## Prompt
Determine how many lines carry the word "snelheid". Output that number only.

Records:
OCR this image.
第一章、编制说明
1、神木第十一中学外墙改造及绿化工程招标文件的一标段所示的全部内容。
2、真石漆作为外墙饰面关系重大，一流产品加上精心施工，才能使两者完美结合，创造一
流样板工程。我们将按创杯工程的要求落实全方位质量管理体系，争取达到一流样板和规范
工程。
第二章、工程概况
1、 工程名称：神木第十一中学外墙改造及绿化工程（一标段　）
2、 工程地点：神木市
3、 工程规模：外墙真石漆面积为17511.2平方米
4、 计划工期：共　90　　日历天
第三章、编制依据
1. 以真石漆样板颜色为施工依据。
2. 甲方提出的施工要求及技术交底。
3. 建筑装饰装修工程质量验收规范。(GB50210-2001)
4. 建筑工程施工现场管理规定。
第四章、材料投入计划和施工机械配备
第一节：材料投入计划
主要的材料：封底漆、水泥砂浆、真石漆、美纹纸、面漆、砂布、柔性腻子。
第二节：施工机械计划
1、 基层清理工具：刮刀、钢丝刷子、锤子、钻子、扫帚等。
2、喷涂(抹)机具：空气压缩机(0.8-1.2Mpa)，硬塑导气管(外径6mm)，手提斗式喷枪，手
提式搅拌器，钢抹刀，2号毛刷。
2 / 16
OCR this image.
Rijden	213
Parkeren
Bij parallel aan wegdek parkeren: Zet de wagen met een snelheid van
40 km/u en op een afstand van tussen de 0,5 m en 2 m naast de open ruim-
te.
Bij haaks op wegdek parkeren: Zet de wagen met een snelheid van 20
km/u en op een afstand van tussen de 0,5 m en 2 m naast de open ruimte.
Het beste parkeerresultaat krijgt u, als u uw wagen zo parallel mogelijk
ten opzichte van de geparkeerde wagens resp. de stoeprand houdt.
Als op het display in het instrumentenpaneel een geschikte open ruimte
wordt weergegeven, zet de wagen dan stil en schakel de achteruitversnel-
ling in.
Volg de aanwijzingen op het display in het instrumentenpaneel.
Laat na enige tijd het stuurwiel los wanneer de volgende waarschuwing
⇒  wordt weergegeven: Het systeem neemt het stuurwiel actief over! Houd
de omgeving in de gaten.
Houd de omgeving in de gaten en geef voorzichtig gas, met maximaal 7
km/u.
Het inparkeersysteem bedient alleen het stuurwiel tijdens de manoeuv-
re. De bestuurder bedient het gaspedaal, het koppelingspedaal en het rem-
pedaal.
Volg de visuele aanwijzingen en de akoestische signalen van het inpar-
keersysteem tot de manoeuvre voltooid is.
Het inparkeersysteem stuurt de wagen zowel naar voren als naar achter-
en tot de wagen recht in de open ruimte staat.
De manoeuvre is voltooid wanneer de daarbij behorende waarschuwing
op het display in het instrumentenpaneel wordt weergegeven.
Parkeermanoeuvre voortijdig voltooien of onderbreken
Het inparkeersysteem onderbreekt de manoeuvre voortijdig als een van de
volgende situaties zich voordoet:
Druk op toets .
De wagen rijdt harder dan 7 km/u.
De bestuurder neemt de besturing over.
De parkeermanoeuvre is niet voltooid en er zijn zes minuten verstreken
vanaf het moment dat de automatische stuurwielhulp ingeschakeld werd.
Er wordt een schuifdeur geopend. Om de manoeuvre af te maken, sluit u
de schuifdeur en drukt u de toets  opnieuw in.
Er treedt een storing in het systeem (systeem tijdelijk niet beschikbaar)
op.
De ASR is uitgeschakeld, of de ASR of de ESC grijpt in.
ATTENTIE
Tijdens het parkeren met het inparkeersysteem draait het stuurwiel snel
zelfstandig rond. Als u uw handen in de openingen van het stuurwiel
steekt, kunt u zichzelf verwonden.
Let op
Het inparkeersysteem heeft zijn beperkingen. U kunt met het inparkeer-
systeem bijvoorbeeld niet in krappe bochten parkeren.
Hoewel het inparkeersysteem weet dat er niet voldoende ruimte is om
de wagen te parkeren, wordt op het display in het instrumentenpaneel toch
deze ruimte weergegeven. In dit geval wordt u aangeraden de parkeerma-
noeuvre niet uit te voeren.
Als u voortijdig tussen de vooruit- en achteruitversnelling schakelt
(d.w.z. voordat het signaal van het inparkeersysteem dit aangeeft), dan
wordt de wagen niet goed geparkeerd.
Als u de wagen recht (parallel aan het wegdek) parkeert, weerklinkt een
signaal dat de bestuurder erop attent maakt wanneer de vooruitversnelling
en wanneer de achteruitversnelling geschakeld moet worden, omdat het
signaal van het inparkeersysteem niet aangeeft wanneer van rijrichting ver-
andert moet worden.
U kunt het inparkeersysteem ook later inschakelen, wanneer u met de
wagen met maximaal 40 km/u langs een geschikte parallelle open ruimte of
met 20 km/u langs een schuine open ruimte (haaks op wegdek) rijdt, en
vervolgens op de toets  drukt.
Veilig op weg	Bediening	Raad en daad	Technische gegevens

## Answer to the problem
2